## WORK TASK:
Check every line of the data and copy the ones where "Guan" appears.

**** EXTRACTED DATA ****

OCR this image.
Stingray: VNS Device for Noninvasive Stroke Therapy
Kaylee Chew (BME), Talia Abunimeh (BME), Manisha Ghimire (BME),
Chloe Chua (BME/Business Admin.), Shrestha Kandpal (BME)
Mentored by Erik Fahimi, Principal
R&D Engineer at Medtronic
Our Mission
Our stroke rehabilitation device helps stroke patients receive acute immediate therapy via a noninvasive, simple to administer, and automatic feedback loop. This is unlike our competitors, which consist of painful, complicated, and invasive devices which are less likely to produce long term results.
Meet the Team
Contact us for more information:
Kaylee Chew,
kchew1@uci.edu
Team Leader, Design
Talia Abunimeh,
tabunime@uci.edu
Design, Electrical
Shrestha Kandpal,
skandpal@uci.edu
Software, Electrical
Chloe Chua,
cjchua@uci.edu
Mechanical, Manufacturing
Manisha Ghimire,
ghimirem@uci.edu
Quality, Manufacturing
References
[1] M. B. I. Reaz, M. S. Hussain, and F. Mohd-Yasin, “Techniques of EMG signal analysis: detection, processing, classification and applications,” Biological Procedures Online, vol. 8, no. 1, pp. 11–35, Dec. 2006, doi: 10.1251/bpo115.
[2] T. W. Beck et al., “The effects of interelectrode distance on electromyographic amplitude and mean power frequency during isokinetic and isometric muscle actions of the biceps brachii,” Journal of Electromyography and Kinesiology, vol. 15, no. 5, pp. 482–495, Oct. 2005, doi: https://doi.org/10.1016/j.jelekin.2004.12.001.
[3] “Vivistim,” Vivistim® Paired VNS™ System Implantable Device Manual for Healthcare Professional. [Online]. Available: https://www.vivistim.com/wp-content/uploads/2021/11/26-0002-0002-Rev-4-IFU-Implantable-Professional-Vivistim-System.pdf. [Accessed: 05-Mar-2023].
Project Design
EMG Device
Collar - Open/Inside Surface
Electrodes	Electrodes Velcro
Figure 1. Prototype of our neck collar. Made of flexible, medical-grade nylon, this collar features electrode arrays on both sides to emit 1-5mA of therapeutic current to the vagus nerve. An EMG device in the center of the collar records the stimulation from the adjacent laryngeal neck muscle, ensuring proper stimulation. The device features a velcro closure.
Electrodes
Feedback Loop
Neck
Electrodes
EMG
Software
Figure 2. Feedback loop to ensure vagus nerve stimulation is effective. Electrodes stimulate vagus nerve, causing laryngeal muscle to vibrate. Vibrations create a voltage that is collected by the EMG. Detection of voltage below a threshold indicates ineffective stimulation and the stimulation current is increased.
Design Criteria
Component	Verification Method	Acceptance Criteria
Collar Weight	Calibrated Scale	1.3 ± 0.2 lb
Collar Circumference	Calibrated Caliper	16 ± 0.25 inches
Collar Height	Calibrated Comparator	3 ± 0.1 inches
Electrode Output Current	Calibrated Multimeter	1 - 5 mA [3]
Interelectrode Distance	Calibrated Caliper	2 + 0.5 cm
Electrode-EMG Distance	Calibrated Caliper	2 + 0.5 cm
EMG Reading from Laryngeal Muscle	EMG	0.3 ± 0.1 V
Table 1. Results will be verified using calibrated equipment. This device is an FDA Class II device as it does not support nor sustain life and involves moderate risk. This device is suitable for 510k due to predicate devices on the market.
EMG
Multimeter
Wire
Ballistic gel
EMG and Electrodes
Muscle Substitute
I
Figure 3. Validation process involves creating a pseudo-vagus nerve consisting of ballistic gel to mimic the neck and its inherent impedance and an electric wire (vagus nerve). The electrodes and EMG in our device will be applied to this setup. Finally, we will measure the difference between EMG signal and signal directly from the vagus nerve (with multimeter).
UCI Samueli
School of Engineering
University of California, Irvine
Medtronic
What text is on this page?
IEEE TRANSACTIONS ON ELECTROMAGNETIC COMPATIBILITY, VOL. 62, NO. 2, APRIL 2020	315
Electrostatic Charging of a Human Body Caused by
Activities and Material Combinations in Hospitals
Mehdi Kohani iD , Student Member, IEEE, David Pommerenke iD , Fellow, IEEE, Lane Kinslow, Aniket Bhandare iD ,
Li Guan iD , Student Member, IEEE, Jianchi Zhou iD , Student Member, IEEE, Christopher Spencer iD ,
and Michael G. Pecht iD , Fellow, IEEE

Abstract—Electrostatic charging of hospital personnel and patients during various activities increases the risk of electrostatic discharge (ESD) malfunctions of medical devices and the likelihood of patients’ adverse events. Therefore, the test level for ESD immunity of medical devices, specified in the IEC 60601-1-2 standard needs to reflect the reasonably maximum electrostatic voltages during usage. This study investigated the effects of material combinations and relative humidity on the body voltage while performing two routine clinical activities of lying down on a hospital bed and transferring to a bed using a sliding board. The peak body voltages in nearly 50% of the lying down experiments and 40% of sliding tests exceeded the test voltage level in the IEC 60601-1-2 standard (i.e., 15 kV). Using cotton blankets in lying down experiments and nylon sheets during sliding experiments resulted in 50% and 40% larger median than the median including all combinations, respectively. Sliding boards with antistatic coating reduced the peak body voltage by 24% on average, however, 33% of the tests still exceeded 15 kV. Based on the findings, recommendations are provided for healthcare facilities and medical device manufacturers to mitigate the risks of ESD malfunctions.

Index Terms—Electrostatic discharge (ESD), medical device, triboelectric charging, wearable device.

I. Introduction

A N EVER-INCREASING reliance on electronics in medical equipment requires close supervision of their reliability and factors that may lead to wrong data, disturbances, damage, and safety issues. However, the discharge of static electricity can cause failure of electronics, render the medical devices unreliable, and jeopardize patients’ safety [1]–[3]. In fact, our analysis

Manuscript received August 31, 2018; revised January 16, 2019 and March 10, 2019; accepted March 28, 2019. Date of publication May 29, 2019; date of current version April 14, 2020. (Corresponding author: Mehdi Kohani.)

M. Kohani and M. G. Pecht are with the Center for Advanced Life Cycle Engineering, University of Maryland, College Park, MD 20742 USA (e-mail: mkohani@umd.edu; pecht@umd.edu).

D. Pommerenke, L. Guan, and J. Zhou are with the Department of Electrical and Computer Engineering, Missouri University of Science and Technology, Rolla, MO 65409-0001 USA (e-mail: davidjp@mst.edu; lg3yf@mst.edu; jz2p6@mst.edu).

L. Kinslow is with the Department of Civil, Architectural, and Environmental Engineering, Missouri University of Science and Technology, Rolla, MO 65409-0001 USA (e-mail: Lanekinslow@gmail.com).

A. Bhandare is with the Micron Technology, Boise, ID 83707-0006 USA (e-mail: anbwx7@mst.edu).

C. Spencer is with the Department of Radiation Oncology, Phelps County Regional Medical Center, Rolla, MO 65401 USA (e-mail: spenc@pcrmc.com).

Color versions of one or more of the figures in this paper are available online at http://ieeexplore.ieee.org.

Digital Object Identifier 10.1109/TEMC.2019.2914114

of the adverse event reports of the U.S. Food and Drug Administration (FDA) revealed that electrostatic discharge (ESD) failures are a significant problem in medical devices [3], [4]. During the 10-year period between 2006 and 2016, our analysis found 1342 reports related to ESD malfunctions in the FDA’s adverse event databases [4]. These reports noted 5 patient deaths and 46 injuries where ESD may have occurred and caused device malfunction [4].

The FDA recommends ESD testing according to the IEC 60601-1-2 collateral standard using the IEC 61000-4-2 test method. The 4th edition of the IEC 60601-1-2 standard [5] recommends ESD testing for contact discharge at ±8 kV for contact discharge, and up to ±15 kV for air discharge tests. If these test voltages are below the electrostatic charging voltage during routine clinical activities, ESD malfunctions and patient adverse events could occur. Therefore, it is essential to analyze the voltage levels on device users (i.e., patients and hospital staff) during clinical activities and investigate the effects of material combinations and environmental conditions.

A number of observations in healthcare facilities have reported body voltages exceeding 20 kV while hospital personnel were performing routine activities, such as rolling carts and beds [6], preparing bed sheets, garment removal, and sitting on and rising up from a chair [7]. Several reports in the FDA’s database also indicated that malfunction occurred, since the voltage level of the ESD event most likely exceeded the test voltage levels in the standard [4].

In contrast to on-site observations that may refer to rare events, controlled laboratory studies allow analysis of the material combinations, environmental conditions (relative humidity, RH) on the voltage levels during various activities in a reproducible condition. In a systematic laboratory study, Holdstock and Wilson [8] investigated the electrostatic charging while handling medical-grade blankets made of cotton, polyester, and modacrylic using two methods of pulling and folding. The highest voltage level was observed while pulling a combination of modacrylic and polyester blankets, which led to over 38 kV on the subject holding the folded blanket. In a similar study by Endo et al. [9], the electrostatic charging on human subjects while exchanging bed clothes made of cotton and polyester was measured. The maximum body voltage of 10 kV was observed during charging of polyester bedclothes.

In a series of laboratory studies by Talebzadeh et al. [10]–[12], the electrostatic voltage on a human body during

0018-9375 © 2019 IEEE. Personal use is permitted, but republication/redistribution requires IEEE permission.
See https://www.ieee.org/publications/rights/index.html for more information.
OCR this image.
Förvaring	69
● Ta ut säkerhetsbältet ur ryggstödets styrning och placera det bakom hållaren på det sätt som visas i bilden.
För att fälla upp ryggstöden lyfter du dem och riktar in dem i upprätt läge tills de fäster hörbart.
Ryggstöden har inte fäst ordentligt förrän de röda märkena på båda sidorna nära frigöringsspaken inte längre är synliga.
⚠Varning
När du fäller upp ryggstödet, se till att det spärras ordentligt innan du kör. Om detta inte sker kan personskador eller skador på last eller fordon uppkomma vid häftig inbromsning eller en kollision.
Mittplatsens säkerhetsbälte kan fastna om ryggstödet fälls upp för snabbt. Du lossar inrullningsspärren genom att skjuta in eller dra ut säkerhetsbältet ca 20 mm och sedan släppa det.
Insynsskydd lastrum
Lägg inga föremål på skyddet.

****

## FINISHED EXERCISE:
Li Guan iD , Student Member, IEEE, Jianchi Zhou iD , Student Member, IEEE, Christopher Spencer iD ,
D. Pommerenke, L. Guan, and J. Zhou are with the Department of Electrical and Computer Engineering, Missouri University of Science and Technology, Rolla, MO 65409-0001 USA (e-mail: davidjp@mst.edu; lg3yf@mst.edu; jz2p6@mst.edu).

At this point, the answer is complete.